_Material to process_:

╭──

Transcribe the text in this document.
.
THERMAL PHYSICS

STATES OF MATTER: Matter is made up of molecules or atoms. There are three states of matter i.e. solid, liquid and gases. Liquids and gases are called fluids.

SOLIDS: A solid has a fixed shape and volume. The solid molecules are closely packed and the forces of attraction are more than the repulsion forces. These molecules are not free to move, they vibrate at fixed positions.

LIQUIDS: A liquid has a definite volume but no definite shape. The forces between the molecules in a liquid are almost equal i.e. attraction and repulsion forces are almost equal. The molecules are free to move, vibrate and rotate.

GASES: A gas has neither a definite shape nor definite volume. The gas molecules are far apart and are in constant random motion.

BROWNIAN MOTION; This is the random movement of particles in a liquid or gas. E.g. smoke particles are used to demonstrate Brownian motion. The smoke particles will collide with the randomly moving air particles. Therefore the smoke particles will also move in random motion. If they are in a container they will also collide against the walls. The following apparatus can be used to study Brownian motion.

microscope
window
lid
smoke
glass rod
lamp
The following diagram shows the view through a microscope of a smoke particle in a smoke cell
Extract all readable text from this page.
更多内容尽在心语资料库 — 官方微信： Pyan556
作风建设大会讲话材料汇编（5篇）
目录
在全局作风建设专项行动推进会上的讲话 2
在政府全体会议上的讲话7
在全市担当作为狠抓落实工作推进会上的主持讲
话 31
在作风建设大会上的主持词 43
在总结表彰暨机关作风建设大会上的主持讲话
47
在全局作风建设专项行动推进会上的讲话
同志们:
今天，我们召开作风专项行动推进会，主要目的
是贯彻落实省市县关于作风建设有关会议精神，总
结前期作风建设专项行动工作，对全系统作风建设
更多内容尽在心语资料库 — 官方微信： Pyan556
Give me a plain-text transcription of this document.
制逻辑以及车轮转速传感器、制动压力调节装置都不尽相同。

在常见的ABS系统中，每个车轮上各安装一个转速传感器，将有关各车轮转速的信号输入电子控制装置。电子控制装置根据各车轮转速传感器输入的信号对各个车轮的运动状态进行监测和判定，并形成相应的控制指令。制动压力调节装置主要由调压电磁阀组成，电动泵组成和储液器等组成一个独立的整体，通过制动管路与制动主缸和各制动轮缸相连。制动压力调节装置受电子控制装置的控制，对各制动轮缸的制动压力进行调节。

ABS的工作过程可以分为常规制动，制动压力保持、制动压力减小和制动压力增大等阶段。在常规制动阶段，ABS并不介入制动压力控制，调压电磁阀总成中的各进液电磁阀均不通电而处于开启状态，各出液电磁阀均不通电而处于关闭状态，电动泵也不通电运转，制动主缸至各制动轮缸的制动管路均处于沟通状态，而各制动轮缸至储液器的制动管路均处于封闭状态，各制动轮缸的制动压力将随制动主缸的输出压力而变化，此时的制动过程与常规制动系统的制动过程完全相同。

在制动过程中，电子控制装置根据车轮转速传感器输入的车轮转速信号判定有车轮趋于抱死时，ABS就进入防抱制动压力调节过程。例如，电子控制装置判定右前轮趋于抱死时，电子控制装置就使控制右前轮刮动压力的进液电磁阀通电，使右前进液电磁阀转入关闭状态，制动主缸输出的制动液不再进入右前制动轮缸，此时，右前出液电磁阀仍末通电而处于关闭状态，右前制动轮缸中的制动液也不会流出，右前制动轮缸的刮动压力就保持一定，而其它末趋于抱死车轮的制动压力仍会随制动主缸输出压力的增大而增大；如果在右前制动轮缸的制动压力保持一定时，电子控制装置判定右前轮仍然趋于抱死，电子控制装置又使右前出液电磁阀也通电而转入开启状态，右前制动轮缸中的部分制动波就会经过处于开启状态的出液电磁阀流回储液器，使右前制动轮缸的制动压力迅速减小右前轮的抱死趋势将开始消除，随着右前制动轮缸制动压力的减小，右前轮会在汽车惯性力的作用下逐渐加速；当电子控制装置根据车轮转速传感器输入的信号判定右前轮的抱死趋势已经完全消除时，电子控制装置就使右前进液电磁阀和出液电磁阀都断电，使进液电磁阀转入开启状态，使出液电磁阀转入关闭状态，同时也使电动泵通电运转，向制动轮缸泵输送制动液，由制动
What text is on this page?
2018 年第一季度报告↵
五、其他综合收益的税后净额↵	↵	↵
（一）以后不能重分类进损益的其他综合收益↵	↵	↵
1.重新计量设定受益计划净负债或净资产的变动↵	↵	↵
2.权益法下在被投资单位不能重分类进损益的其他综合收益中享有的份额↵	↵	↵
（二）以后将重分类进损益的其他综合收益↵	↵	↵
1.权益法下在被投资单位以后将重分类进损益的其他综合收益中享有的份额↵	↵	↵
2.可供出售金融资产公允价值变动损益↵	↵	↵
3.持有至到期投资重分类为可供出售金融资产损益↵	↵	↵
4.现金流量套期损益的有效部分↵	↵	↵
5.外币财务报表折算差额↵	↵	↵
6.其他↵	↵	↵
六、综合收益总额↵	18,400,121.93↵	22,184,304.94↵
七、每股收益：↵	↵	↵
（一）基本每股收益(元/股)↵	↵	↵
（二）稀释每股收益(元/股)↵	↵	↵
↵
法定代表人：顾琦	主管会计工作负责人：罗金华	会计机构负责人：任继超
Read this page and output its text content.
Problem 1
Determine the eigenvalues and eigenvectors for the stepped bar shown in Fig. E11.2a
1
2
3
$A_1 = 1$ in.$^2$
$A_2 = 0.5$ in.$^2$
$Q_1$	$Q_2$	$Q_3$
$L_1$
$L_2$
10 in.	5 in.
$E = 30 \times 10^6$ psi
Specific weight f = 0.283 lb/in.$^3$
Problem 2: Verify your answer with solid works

╰──

_Task description_:
Write out the lines above, starting at the line that contains "What text is on this page?" and ending with the final line, and nothing else; copy them exactly.

_Exercise answer_:
What text is on this page?
2018 年第一季度报告↵
五、其他综合收益的税后净额↵	↵	↵
（一）以后不能重分类进损益的其他综合收益↵	↵	↵
1.重新计量设定受益计划净负债或净资产的变动↵	↵	↵
2.权益法下在被投资单位不能重分类进损益的其他综合收益中享有的份额↵	↵	↵
（二）以后将重分类进损益的其他综合收益↵	↵	↵
1.权益法下在被投资单位以后将重分类进损益的其他综合收益中享有的份额↵	↵	↵
2.可供出售金融资产公允价值变动损益↵	↵	↵
3.持有至到期投资重分类为可供出售金融资产损益↵	↵	↵
4.现金流量套期损益的有效部分↵	↵	↵
5.外币财务报表折算差额↵	↵	↵
6.其他↵	↵	↵
六、综合收益总额↵	18,400,121.93↵	22,184,304.94↵
七、每股收益：↵	↵	↵
（一）基本每股收益(元/股)↵	↵	↵
（二）稀释每股收益(元/股)↵	↵	↵
↵
法定代表人：顾琦	主管会计工作负责人：罗金华	会计机构负责人：任继超
Read this page and output its text content.
Problem 1
Determine the eigenvalues and eigenvectors for the stepped bar shown in Fig. E11.2a
1
2
3
$A_1 = 1$ in.$^2$
$A_2 = 0.5$ in.$^2$
$Q_1$	$Q_2$	$Q_3$
$L_1$
$L_2$
10 in.	5 in.
$E = 30 \times 10^6$ psi
Specific weight f = 0.283 lb/in.$^3$
Problem 2: Verify your answer with solid works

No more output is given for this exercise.